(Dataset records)
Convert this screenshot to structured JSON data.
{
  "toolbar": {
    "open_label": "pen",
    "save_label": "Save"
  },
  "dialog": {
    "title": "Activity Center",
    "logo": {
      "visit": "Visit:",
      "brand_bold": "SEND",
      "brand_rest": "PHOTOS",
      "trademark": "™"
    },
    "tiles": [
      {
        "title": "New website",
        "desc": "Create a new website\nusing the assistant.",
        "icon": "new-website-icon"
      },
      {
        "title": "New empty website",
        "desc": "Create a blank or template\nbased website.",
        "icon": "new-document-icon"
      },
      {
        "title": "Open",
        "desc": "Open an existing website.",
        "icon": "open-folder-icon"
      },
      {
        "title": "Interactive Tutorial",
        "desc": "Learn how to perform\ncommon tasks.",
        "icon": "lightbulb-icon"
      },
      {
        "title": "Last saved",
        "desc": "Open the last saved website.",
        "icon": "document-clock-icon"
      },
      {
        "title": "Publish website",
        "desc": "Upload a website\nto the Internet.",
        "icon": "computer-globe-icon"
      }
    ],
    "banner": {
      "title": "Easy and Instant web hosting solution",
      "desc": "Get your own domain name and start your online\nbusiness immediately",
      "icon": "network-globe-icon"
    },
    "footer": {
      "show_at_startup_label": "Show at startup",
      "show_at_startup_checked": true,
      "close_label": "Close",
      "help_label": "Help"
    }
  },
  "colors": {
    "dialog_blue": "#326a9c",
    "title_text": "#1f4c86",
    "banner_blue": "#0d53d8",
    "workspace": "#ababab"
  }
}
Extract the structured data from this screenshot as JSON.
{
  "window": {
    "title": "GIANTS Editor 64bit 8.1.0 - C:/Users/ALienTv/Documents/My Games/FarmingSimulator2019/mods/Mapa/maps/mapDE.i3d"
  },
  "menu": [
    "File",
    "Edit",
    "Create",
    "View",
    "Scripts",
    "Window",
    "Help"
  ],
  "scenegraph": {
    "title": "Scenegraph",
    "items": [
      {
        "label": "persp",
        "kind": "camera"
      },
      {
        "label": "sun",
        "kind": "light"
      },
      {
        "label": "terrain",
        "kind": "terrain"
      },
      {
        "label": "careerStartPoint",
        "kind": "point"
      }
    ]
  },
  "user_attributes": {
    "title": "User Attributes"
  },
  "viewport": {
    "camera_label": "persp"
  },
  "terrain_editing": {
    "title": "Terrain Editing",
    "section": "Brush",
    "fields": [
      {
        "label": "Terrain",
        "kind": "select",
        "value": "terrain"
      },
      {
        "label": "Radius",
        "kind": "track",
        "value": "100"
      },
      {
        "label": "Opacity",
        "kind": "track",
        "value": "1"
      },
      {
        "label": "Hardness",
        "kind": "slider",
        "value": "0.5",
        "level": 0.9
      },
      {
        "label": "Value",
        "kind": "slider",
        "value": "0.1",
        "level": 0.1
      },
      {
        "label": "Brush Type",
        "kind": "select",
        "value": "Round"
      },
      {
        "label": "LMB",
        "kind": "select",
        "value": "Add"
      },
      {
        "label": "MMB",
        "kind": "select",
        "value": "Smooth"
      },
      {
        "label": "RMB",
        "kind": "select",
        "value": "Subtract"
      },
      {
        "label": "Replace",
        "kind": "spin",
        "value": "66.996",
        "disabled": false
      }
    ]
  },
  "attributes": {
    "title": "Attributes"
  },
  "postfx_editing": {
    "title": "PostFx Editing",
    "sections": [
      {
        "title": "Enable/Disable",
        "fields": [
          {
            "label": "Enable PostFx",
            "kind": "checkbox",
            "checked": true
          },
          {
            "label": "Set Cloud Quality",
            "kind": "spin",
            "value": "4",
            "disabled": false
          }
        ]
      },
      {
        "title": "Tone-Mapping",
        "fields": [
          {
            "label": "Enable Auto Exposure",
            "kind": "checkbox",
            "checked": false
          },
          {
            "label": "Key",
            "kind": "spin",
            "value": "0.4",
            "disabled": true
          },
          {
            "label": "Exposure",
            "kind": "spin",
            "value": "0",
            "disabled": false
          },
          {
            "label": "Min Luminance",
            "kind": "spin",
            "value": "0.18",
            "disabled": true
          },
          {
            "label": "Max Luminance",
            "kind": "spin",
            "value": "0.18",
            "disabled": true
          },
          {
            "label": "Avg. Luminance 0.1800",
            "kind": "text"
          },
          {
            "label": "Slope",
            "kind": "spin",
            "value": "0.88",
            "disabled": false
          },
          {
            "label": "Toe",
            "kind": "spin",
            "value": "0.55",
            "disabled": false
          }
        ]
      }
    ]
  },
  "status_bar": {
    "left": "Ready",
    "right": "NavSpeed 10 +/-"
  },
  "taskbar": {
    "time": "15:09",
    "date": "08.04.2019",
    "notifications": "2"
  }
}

» Written problem: Find the string "Luminance" in the entries above and return each line that holds it.

» Result for this task:
            "label": "Min Luminance",
            "label": "Max Luminance",
            "label": "Avg. Luminance 0.1800",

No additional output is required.